Write out the material exactly, without any of its pictures.

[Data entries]
>> start

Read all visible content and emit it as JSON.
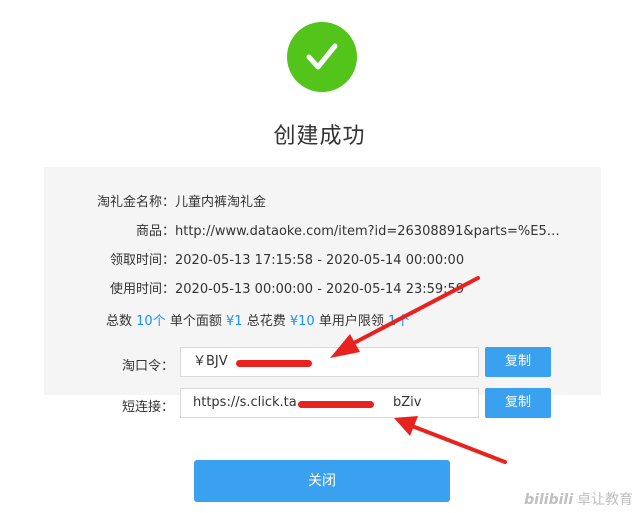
{
  "header": {
    "icon": "check-circle-icon",
    "icon_color": "#52c41a",
    "title": "创建成功"
  },
  "details": {
    "name": {
      "label": "淘礼金名称：",
      "value": "儿童内裤淘礼金"
    },
    "goods": {
      "label": "商品：",
      "value": "http://www.dataoke.com/item?id=26308891&parts=%E5%95..."
    },
    "claim_time": {
      "label": "领取时间：",
      "value": "2020-05-13 17:15:58 - 2020-05-14 00:00:00"
    },
    "use_time": {
      "label": "使用时间：",
      "value": "2020-05-13 00:00:00 - 2020-05-14 23:59:59"
    }
  },
  "summary": {
    "total_label": "总数",
    "total_value": "10个",
    "face_label": "单个面额",
    "face_value": "¥1",
    "cost_label": "总花费",
    "cost_value": "¥10",
    "limit_label": "单用户限领",
    "limit_value": "1个"
  },
  "fields": {
    "taokouling": {
      "label": "淘口令：",
      "value": "￥BJV",
      "copy_label": "复制"
    },
    "short_link": {
      "label": "短连接：",
      "value": "https://s.click.ta",
      "value_tail": "bZiv",
      "copy_label": "复制"
    }
  },
  "footer": {
    "close_label": "关闭"
  },
  "watermark": {
    "logo": "bilibili",
    "text": "卓让教育"
  },
  "colors": {
    "accent": "#3aa0f0",
    "success": "#52c41a",
    "highlight_number": "#1890ff",
    "annotation": "#e8231f"
  }
}
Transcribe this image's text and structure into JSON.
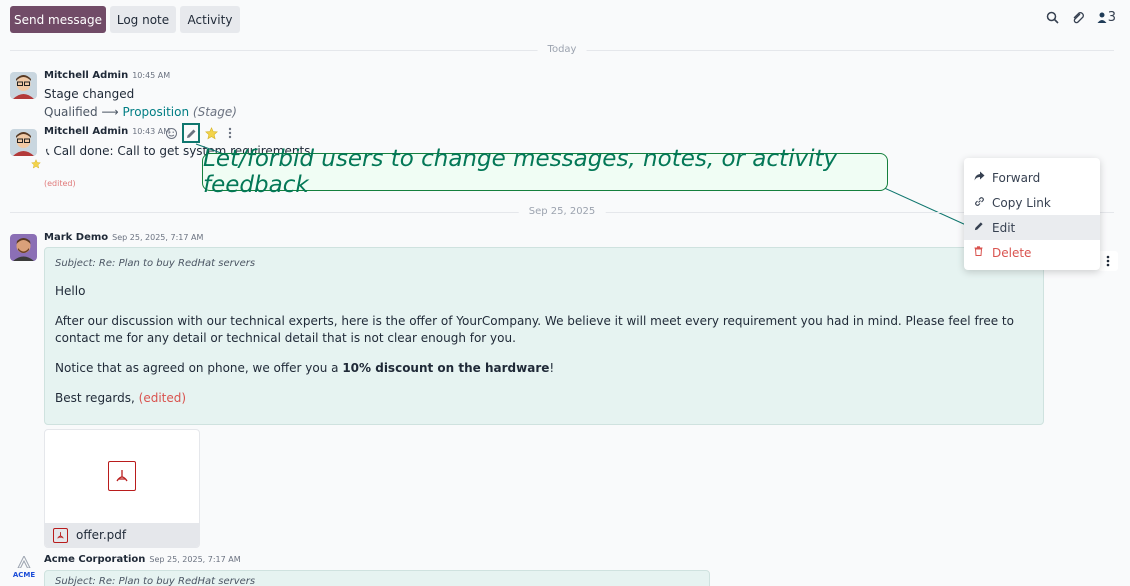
{
  "toolbar": {
    "send_message": "Send message",
    "log_note": "Log note",
    "activity": "Activity",
    "followers_count": "3"
  },
  "separators": {
    "today": "Today",
    "sep25": "Sep 25, 2025"
  },
  "messages": [
    {
      "author": "Mitchell Admin",
      "time": "10:45 AM",
      "body": "Stage changed",
      "stage_old": "Qualified",
      "stage_arrow": "⟶",
      "stage_new": "Proposition",
      "stage_label": "(Stage)"
    },
    {
      "author": "Mitchell Admin",
      "time": "10:43 AM",
      "body": "Call done: Call to get system requirements",
      "edited": "(edited)"
    },
    {
      "author": "Mark Demo",
      "time": "Sep 25, 2025, 7:17 AM",
      "subject": "Subject: Re: Plan to buy RedHat servers",
      "greeting": "Hello",
      "para1": "After our discussion with our technical experts, here is the offer of YourCompany. We believe it will meet every requirement you had in mind. Please feel free to contact me for any detail or technical detail that is not clear enough for you.",
      "para2_prefix": "Notice that as agreed on phone, we offer you a ",
      "para2_bold": "10% discount on the hardware",
      "para2_suffix": "!",
      "closing": "Best regards,",
      "edited": "(edited)",
      "attachment": "offer.pdf"
    },
    {
      "author": "Acme Corporation",
      "time": "Sep 25, 2025, 7:17 AM",
      "subject": "Subject: Re: Plan to buy RedHat servers",
      "logo_text": "ACME"
    }
  ],
  "callout": {
    "text": "Let/forbid users to change messages, notes, or activity feedback"
  },
  "menu": {
    "forward": "Forward",
    "copy_link": "Copy Link",
    "edit": "Edit",
    "delete": "Delete"
  },
  "colors": {
    "primary": "#714B67",
    "accent": "#017e84",
    "danger": "#d9534f",
    "callout": "#047857"
  }
}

>> end

▸ **FINISHED ANSWER**
Read all visible content and emit it as JSON.
{
  "header": {
    "icon": "check-circle-icon",
    "icon_color": "#52c41a",
    "title": "创建成功"
  },
  "details": {
    "name": {
      "label": "淘礼金名称：",
      "value": "儿童内裤淘礼金"
    },
    "goods": {
      "label": "商品：",
      "value": "http://www.dataoke.com/item?id=26308891&parts=%E5%95..."
    },
    "claim_time": {
      "label": "领取时间：",
      "value": "2020-05-13 17:15:58 - 2020-05-14 00:00:00"
    },
    "use_time": {
      "label": "使用时间：",
      "value": "2020-05-13 00:00:00 - 2020-05-14 23:59:59"
    }
  },
  "summary": {
    "total_label": "总数",
    "total_value": "10个",
    "face_label": "单个面额",
    "face_value": "¥1",
    "cost_label": "总花费",
    "cost_value": "¥10",
    "limit_label": "单用户限领",
    "limit_value": "1个"
  },
  "fields": {
    "taokouling": {
      "label": "淘口令：",
      "value": "￥BJV",
      "copy_label": "复制"
    },
    "short_link": {
      "label": "短连接：",
      "value": "https://s.click.ta",
      "value_tail": "bZiv",
      "copy_label": "复制"
    }
  },
  "footer": {
    "close_label": "关闭"
  },
  "watermark": {
    "logo": "bilibili",
    "text": "卓让教育"
  },
  "colors": {
    "accent": "#3aa0f0",
    "success": "#52c41a",
    "highlight_number": "#1890ff",
    "annotation": "#e8231f"
  }
}
Transcribe this image's text and structure into JSON.
{
  "toolbar": {
    "send_message": "Send message",
    "log_note": "Log note",
    "activity": "Activity",
    "followers_count": "3"
  },
  "separators": {
    "today": "Today",
    "sep25": "Sep 25, 2025"
  },
  "messages": [
    {
      "author": "Mitchell Admin",
      "time": "10:45 AM",
      "body": "Stage changed",
      "stage_old": "Qualified",
      "stage_arrow": "⟶",
      "stage_new": "Proposition",
      "stage_label": "(Stage)"
    },
    {
      "author": "Mitchell Admin",
      "time": "10:43 AM",
      "body": "Call done: Call to get system requirements",
      "edited": "(edited)"
    },
    {
      "author": "Mark Demo",
      "time": "Sep 25, 2025, 7:17 AM",
      "subject": "Subject: Re: Plan to buy RedHat servers",
      "greeting": "Hello",
      "para1": "After our discussion with our technical experts, here is the offer of YourCompany. We believe it will meet every requirement you had in mind. Please feel free to contact me for any detail or technical detail that is not clear enough for you.",
      "para2_prefix": "Notice that as agreed on phone, we offer you a ",
      "para2_bold": "10% discount on the hardware",
      "para2_suffix": "!",
      "closing": "Best regards,",
      "edited": "(edited)",
      "attachment": "offer.pdf"
    },
    {
      "author": "Acme Corporation",
      "time": "Sep 25, 2025, 7:17 AM",
      "subject": "Subject: Re: Plan to buy RedHat servers",
      "logo_text": "ACME"
    }
  ],
  "callout": {
    "text": "Let/forbid users to change messages, notes, or activity feedback"
  },
  "menu": {
    "forward": "Forward",
    "copy_link": "Copy Link",
    "edit": "Edit",
    "delete": "Delete"
  },
  "colors": {
    "primary": "#714B67",
    "accent": "#017e84",
    "danger": "#d9534f",
    "callout": "#047857"
  }
}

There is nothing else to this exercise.